▸ TO DO: Each record must be reproduced exactly as it is shown.

[Dataset entries]

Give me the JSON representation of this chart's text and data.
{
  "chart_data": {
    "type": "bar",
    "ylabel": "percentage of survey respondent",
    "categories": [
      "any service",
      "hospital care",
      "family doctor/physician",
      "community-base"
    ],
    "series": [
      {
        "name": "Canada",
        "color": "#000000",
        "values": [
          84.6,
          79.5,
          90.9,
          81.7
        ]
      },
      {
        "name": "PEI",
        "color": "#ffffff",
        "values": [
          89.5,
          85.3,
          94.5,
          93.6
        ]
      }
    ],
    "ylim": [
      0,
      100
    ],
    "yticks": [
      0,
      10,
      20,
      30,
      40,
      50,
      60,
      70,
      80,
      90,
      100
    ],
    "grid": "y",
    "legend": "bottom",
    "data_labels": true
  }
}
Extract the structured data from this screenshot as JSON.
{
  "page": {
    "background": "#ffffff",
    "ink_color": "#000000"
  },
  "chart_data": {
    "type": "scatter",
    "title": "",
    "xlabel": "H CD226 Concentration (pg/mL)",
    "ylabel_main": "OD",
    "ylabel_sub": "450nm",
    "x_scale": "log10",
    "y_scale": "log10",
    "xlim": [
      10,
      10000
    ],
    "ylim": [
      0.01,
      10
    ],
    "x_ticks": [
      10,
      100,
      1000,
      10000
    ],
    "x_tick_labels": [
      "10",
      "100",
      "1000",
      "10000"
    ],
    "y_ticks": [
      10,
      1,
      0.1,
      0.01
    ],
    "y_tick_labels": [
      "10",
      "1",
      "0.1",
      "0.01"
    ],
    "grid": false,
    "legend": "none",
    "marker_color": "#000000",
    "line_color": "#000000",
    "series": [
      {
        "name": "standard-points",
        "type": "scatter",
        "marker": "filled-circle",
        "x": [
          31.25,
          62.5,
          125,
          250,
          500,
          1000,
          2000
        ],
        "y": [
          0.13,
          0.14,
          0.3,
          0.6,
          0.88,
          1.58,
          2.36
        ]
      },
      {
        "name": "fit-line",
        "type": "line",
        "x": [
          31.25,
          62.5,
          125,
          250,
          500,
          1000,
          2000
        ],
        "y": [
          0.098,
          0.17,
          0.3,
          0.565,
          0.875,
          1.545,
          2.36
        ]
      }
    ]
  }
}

▸ RESPONSE TO THE TASK:
Give me the JSON representation of this chart's text and data.
{
  "chart_data": {
    "type": "bar",
    "ylabel": "percentage of survey respondent",
    "categories": [
      "any service",
      "hospital care",
      "family doctor/physician",
      "community-base"
    ],
    "series": [
      {
        "name": "Canada",
        "color": "#000000",
        "values": [
          84.6,
          79.5,
          90.9,
          81.7
        ]
      },
      {
        "name": "PEI",
        "color": "#ffffff",
        "values": [
          89.5,
          85.3,
          94.5,
          93.6
        ]
      }
    ],
    "ylim": [
      0,
      100
    ],
    "yticks": [
      0,
      10,
      20,
      30,
      40,
      50,
      60,
      70,
      80,
      90,
      100
    ],
    "grid": "y",
    "legend": "bottom",
    "data_labels": true
  }
}
Extract the structured data from this screenshot as JSON.
{
  "page": {
    "background": "#ffffff",
    "ink_color": "#000000"
  },
  "chart_data": {
    "type": "scatter",
    "title": "",
    "xlabel": "H CD226 Concentration (pg/mL)",
    "ylabel_main": "OD",
    "ylabel_sub": "450nm",
    "x_scale": "log10",
    "y_scale": "log10",
    "xlim": [
      10,
      10000
    ],
    "ylim": [
      0.01,
      10
    ],
    "x_ticks": [
      10,
      100,
      1000,
      10000
    ],
    "x_tick_labels": [
      "10",
      "100",
      "1000",
      "10000"
    ],
    "y_ticks": [
      10,
      1,
      0.1,
      0.01
    ],
    "y_tick_labels": [
      "10",
      "1",
      "0.1",
      "0.01"
    ],
    "grid": false,
    "legend": "none",
    "marker_color": "#000000",
    "line_color": "#000000",
    "series": [
      {
        "name": "standard-points",
        "type": "scatter",
        "marker": "filled-circle",
        "x": [
          31.25,
          62.5,
          125,
          250,
          500,
          1000,
          2000
        ],
        "y": [
          0.13,
          0.14,
          0.3,
          0.6,
          0.88,
          1.58,
          2.36
        ]
      },
      {
        "name": "fit-line",
        "type": "line",
        "x": [
          31.25,
          62.5,
          125,
          250,
          500,
          1000,
          2000
        ],
        "y": [
          0.098,
          0.17,
          0.3,
          0.565,
          0.875,
          1.545,
          2.36
        ]
      }
    ]
  }
}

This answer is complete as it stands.